TASK OBJECTIVE: Repeat the lines below exactly as they appear, but leave out the images.

** BEGIN GIVEN ENTRIES **

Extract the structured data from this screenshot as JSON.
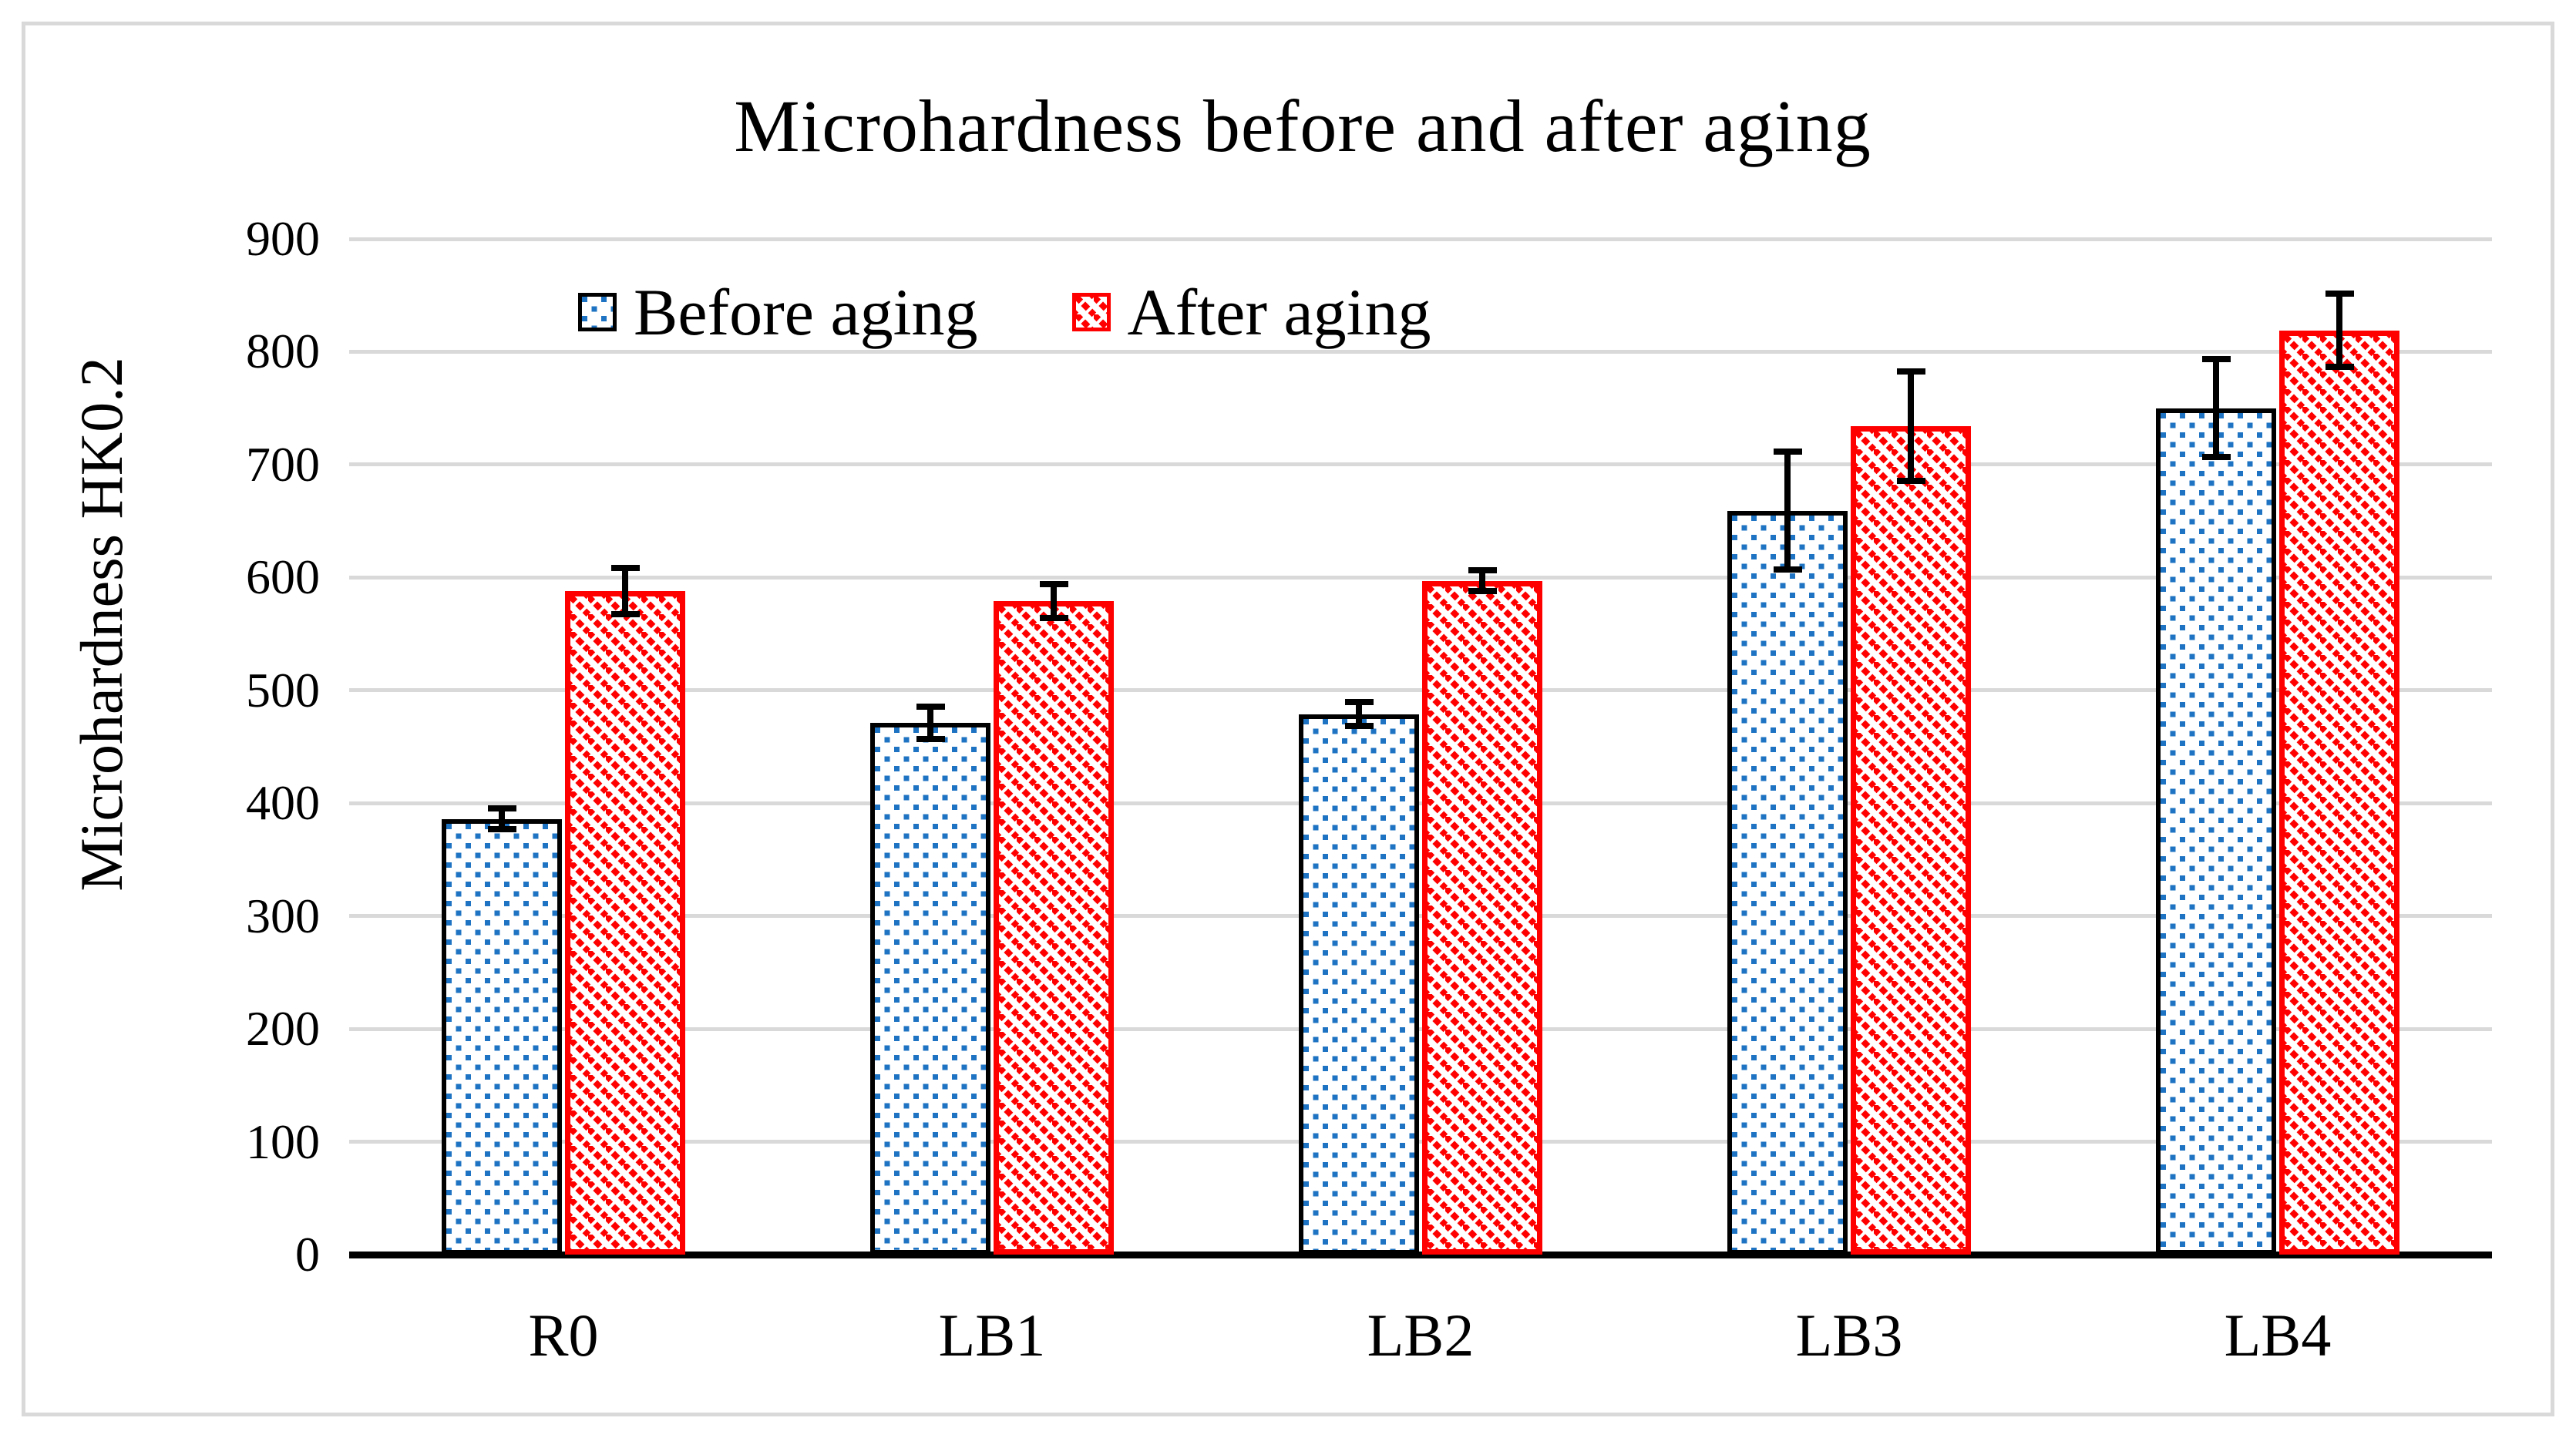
{
  "figure": {
    "title": "Microhardness before and after aging"
  },
  "legend": {
    "items": [
      {
        "label": "Before aging",
        "swatch": "blue-dotted-square"
      },
      {
        "label": "After aging",
        "swatch": "red-diagonal-hatch"
      }
    ]
  },
  "colors": {
    "before_pattern": "#1e73c2",
    "before_border": "#000000",
    "after_pattern": "#ff0000",
    "after_border": "#ff0000",
    "gridline": "#d9d9d9",
    "axis_line": "#000000",
    "frame_border": "#d9d9d9",
    "text": "#000000"
  },
  "chart_data": {
    "type": "bar",
    "title": "Microhardness before and after aging",
    "xlabel": "",
    "ylabel": "Microhardness HK0.2",
    "categories": [
      "R0",
      "LB1",
      "LB2",
      "LB3",
      "LB4"
    ],
    "series": [
      {
        "name": "Before aging",
        "values": [
          386,
          471,
          479,
          659,
          750
        ],
        "errors": [
          12,
          17,
          13,
          55,
          46
        ],
        "fill": "blue square-dot pattern, black outline"
      },
      {
        "name": "After aging",
        "values": [
          588,
          579,
          597,
          734,
          819
        ],
        "errors": [
          23,
          18,
          12,
          51,
          35
        ],
        "fill": "red diagonal hatch pattern, red outline"
      }
    ],
    "ylim": [
      0,
      900
    ],
    "ytick_step": 100,
    "ytick_labels": [
      "0",
      "100",
      "200",
      "300",
      "400",
      "500",
      "600",
      "700",
      "800",
      "900"
    ],
    "grid": true,
    "error_bars": true,
    "legend_position": "top-inside"
  }
}
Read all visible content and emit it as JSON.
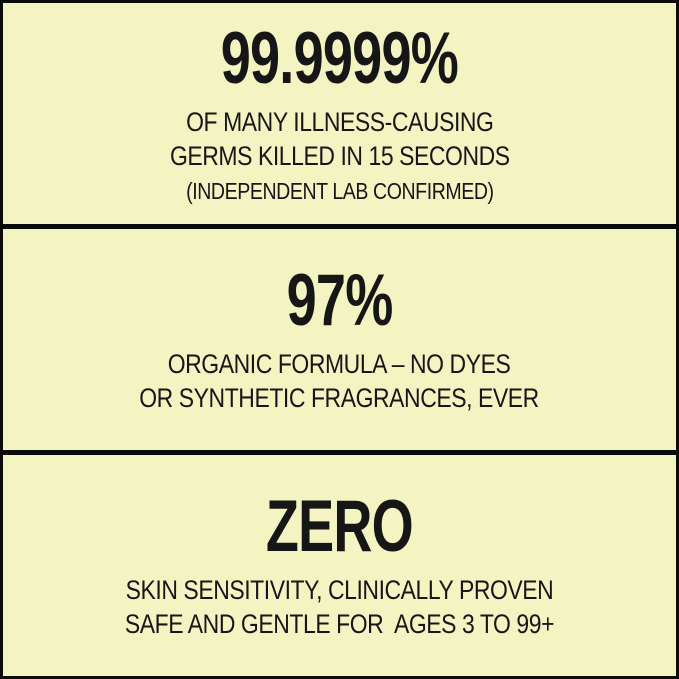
{
  "page": {
    "background_color": "#f4f4c3",
    "text_color": "#161616",
    "border_color": "#0b0b0b"
  },
  "panels": [
    {
      "stat": "99.9999%",
      "description": "OF MANY ILLNESS-CAUSING\nGERMS KILLED IN 15 SECONDS",
      "note": "(INDEPENDENT LAB CONFIRMED)"
    },
    {
      "stat": "97%",
      "description": "ORGANIC FORMULA – NO DYES\nOR SYNTHETIC FRAGRANCES, EVER"
    },
    {
      "stat": "ZERO",
      "description": "SKIN SENSITIVITY, CLINICALLY PROVEN\nSAFE AND GENTLE FOR  AGES 3 TO 99+"
    }
  ]
}
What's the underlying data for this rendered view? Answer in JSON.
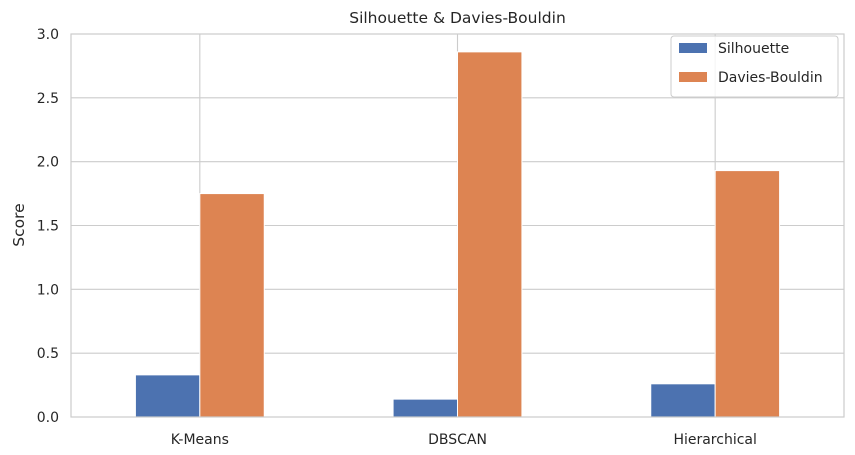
{
  "chart_data": {
    "type": "bar",
    "title": "Silhouette & Davies-Bouldin",
    "xlabel": "",
    "ylabel": "Score",
    "categories": [
      "K-Means",
      "DBSCAN",
      "Hierarchical"
    ],
    "series": [
      {
        "name": "Silhouette",
        "color": "#4c72b0",
        "values": [
          0.33,
          0.14,
          0.26
        ]
      },
      {
        "name": "Davies-Bouldin",
        "color": "#dd8452",
        "values": [
          1.75,
          2.86,
          1.93
        ]
      }
    ],
    "ylim": [
      0,
      3.0
    ],
    "yticks": [
      "0.0",
      "0.5",
      "1.0",
      "1.5",
      "2.0",
      "2.5",
      "3.0"
    ],
    "grid": true,
    "legend_position": "top-right"
  }
}
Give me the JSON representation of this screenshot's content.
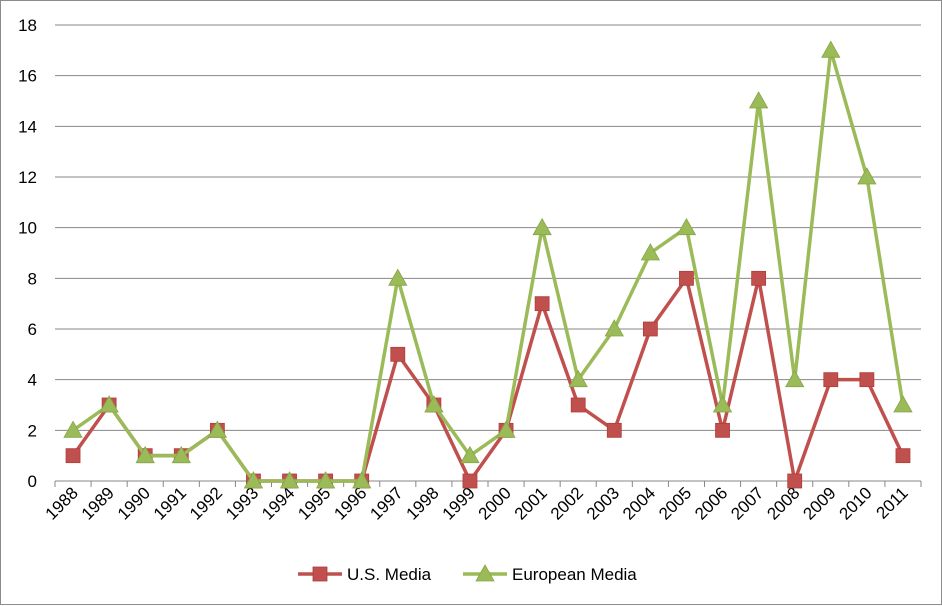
{
  "chart_data": {
    "type": "line",
    "x": [
      "1988",
      "1989",
      "1990",
      "1991",
      "1992",
      "1993",
      "1994",
      "1995",
      "1996",
      "1997",
      "1998",
      "1999",
      "2000",
      "2001",
      "2002",
      "2003",
      "2004",
      "2005",
      "2006",
      "2007",
      "2008",
      "2009",
      "2010",
      "2011"
    ],
    "ylim": [
      0,
      18
    ],
    "yticks": [
      0,
      2,
      4,
      6,
      8,
      10,
      12,
      14,
      16,
      18
    ],
    "grid": true,
    "legend_position": "bottom",
    "series": [
      {
        "name": "U.S. Media",
        "color": "#c0504d",
        "marker": "square",
        "values": [
          1,
          3,
          1,
          1,
          2,
          0,
          0,
          0,
          0,
          5,
          3,
          0,
          2,
          7,
          3,
          2,
          6,
          8,
          2,
          8,
          0,
          4,
          4,
          1
        ]
      },
      {
        "name": "European Media",
        "color": "#9bbb59",
        "marker": "triangle",
        "values": [
          2,
          3,
          1,
          1,
          2,
          0,
          0,
          0,
          0,
          8,
          3,
          1,
          2,
          10,
          4,
          6,
          9,
          10,
          3,
          15,
          4,
          17,
          12,
          3
        ]
      }
    ]
  }
}
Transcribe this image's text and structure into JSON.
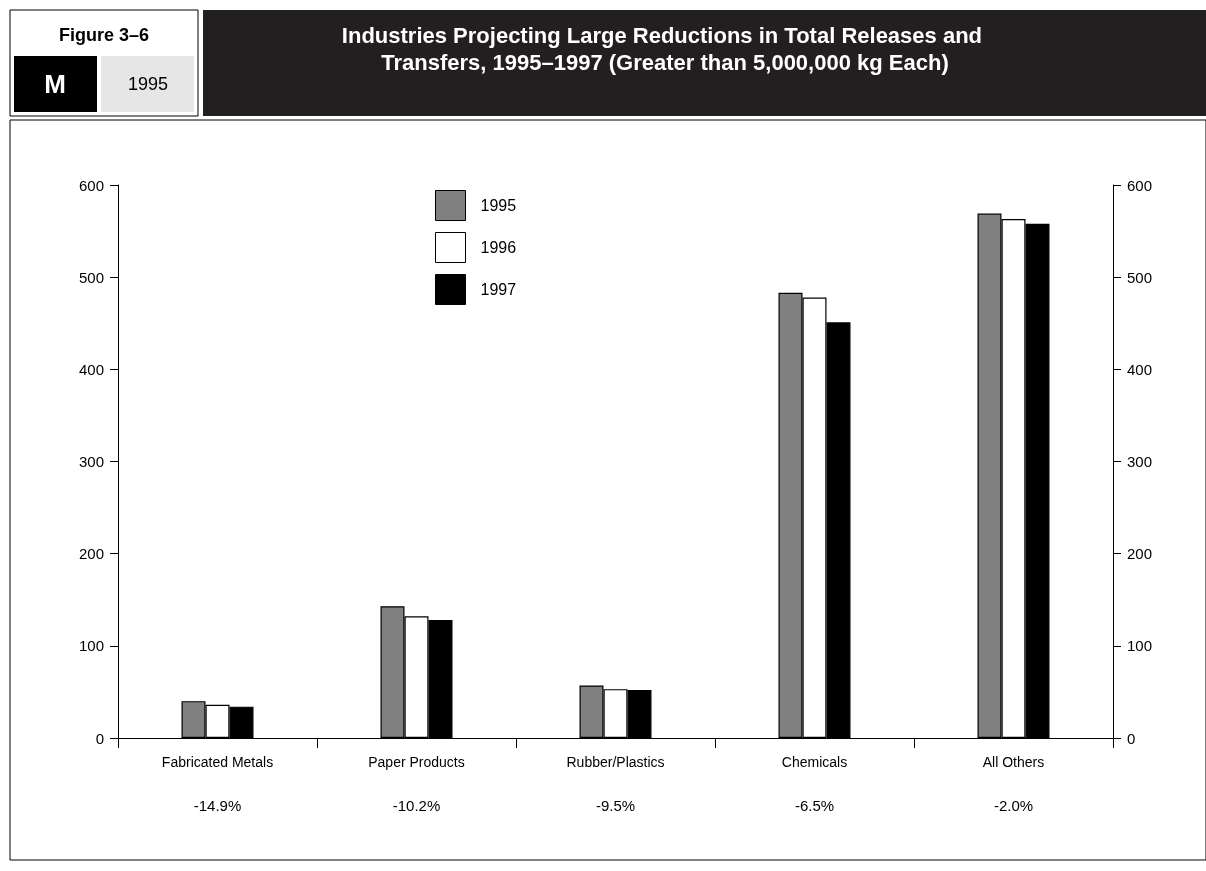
{
  "chart_data": {
    "type": "bar",
    "title": "Industries Projecting Large Reductions in Total Releases and Transfers, 1995–1997 (Greater than 5,000,000 kg Each)",
    "annotations": [
      "Figure 3–6",
      "M",
      "1995",
      "-14.9%",
      "-10.2%",
      "-9.5%",
      "-6.5%",
      "-2.0%"
    ],
    "categories": [
      "Fabricated Metals",
      "Paper Products",
      "Rubber/Plastics",
      "Chemicals",
      "All Others"
    ],
    "series": [
      {
        "name": "1995",
        "color": "#808080",
        "values": [
          40,
          143,
          57,
          483,
          569
        ]
      },
      {
        "name": "1996",
        "color": "#ffffff",
        "values": [
          36,
          132,
          53,
          478,
          563
        ]
      },
      {
        "name": "1997",
        "color": "#000000",
        "values": [
          34,
          128,
          52,
          451,
          558
        ]
      }
    ],
    "ylim": [
      0,
      600
    ],
    "yticks": [
      0,
      100,
      200,
      300,
      400,
      500,
      600
    ],
    "y2lim": [
      0,
      600
    ],
    "y2ticks": [
      0,
      100,
      200,
      300,
      400,
      500,
      600
    ],
    "grid": false,
    "legend": "top"
  }
}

** END GIVEN ENTRIES **

RESPONSE TO THE EXERCISE:
Extract the structured data from this screenshot as JSON.
{
  "figure": {
    "title": "Microhardness before and after aging"
  },
  "legend": {
    "items": [
      {
        "label": "Before aging",
        "swatch": "blue-dotted-square"
      },
      {
        "label": "After aging",
        "swatch": "red-diagonal-hatch"
      }
    ]
  },
  "colors": {
    "before_pattern": "#1e73c2",
    "before_border": "#000000",
    "after_pattern": "#ff0000",
    "after_border": "#ff0000",
    "gridline": "#d9d9d9",
    "axis_line": "#000000",
    "frame_border": "#d9d9d9",
    "text": "#000000"
  },
  "chart_data": {
    "type": "bar",
    "title": "Microhardness before and after aging",
    "xlabel": "",
    "ylabel": "Microhardness HK0.2",
    "categories": [
      "R0",
      "LB1",
      "LB2",
      "LB3",
      "LB4"
    ],
    "series": [
      {
        "name": "Before aging",
        "values": [
          386,
          471,
          479,
          659,
          750
        ],
        "errors": [
          12,
          17,
          13,
          55,
          46
        ],
        "fill": "blue square-dot pattern, black outline"
      },
      {
        "name": "After aging",
        "values": [
          588,
          579,
          597,
          734,
          819
        ],
        "errors": [
          23,
          18,
          12,
          51,
          35
        ],
        "fill": "red diagonal hatch pattern, red outline"
      }
    ],
    "ylim": [
      0,
      900
    ],
    "ytick_step": 100,
    "ytick_labels": [
      "0",
      "100",
      "200",
      "300",
      "400",
      "500",
      "600",
      "700",
      "800",
      "900"
    ],
    "grid": true,
    "error_bars": true,
    "legend_position": "top-inside"
  }
}
Read all visible content and emit it as JSON.
{
  "page": {
    "background_color": "#f4f4c3",
    "text_color": "#161616",
    "border_color": "#0b0b0b"
  },
  "panels": [
    {
      "stat": "99.9999%",
      "description": "OF MANY ILLNESS-CAUSING\nGERMS KILLED IN 15 SECONDS",
      "note": "(INDEPENDENT LAB CONFIRMED)"
    },
    {
      "stat": "97%",
      "description": "ORGANIC FORMULA – NO DYES\nOR SYNTHETIC FRAGRANCES, EVER"
    },
    {
      "stat": "ZERO",
      "description": "SKIN SENSITIVITY, CLINICALLY PROVEN\nSAFE AND GENTLE FOR  AGES 3 TO 99+"
    }
  ]
}
What's the underlying data for this rendered view? Answer in JSON.
{
  "chart_data": {
    "type": "bar",
    "title": "Silhouette & Davies-Bouldin",
    "xlabel": "",
    "ylabel": "Score",
    "categories": [
      "K-Means",
      "DBSCAN",
      "Hierarchical"
    ],
    "series": [
      {
        "name": "Silhouette",
        "color": "#4c72b0",
        "values": [
          0.33,
          0.14,
          0.26
        ]
      },
      {
        "name": "Davies-Bouldin",
        "color": "#dd8452",
        "values": [
          1.75,
          2.86,
          1.93
        ]
      }
    ],
    "ylim": [
      0,
      3.0
    ],
    "yticks": [
      "0.0",
      "0.5",
      "1.0",
      "1.5",
      "2.0",
      "2.5",
      "3.0"
    ],
    "grid": true,
    "legend_position": "top-right"
  }
}
Give me the JSON representation of this screenshot's content.
{
  "chart_data": {
    "type": "line",
    "x": [
      "1988",
      "1989",
      "1990",
      "1991",
      "1992",
      "1993",
      "1994",
      "1995",
      "1996",
      "1997",
      "1998",
      "1999",
      "2000",
      "2001",
      "2002",
      "2003",
      "2004",
      "2005",
      "2006",
      "2007",
      "2008",
      "2009",
      "2010",
      "2011"
    ],
    "ylim": [
      0,
      18
    ],
    "yticks": [
      0,
      2,
      4,
      6,
      8,
      10,
      12,
      14,
      16,
      18
    ],
    "grid": true,
    "legend_position": "bottom",
    "series": [
      {
        "name": "U.S. Media",
        "color": "#c0504d",
        "marker": "square",
        "values": [
          1,
          3,
          1,
          1,
          2,
          0,
          0,
          0,
          0,
          5,
          3,
          0,
          2,
          7,
          3,
          2,
          6,
          8,
          2,
          8,
          0,
          4,
          4,
          1
        ]
      },
      {
        "name": "European Media",
        "color": "#9bbb59",
        "marker": "triangle",
        "values": [
          2,
          3,
          1,
          1,
          2,
          0,
          0,
          0,
          0,
          8,
          3,
          1,
          2,
          10,
          4,
          6,
          9,
          10,
          3,
          15,
          4,
          17,
          12,
          3
        ]
      }
    ]
  }
}
Transcribe this image's text and structure into JSON.
{
  "chart_data": {
    "type": "bar",
    "title": "Industries Projecting Large Reductions in Total Releases and Transfers, 1995–1997 (Greater than 5,000,000 kg Each)",
    "annotations": [
      "Figure 3–6",
      "M",
      "1995",
      "-14.9%",
      "-10.2%",
      "-9.5%",
      "-6.5%",
      "-2.0%"
    ],
    "categories": [
      "Fabricated Metals",
      "Paper Products",
      "Rubber/Plastics",
      "Chemicals",
      "All Others"
    ],
    "series": [
      {
        "name": "1995",
        "color": "#808080",
        "values": [
          40,
          143,
          57,
          483,
          569
        ]
      },
      {
        "name": "1996",
        "color": "#ffffff",
        "values": [
          36,
          132,
          53,
          478,
          563
        ]
      },
      {
        "name": "1997",
        "color": "#000000",
        "values": [
          34,
          128,
          52,
          451,
          558
        ]
      }
    ],
    "ylim": [
      0,
      600
    ],
    "yticks": [
      0,
      100,
      200,
      300,
      400,
      500,
      600
    ],
    "y2lim": [
      0,
      600
    ],
    "y2ticks": [
      0,
      100,
      200,
      300,
      400,
      500,
      600
    ],
    "grid": false,
    "legend": "top"
  }
}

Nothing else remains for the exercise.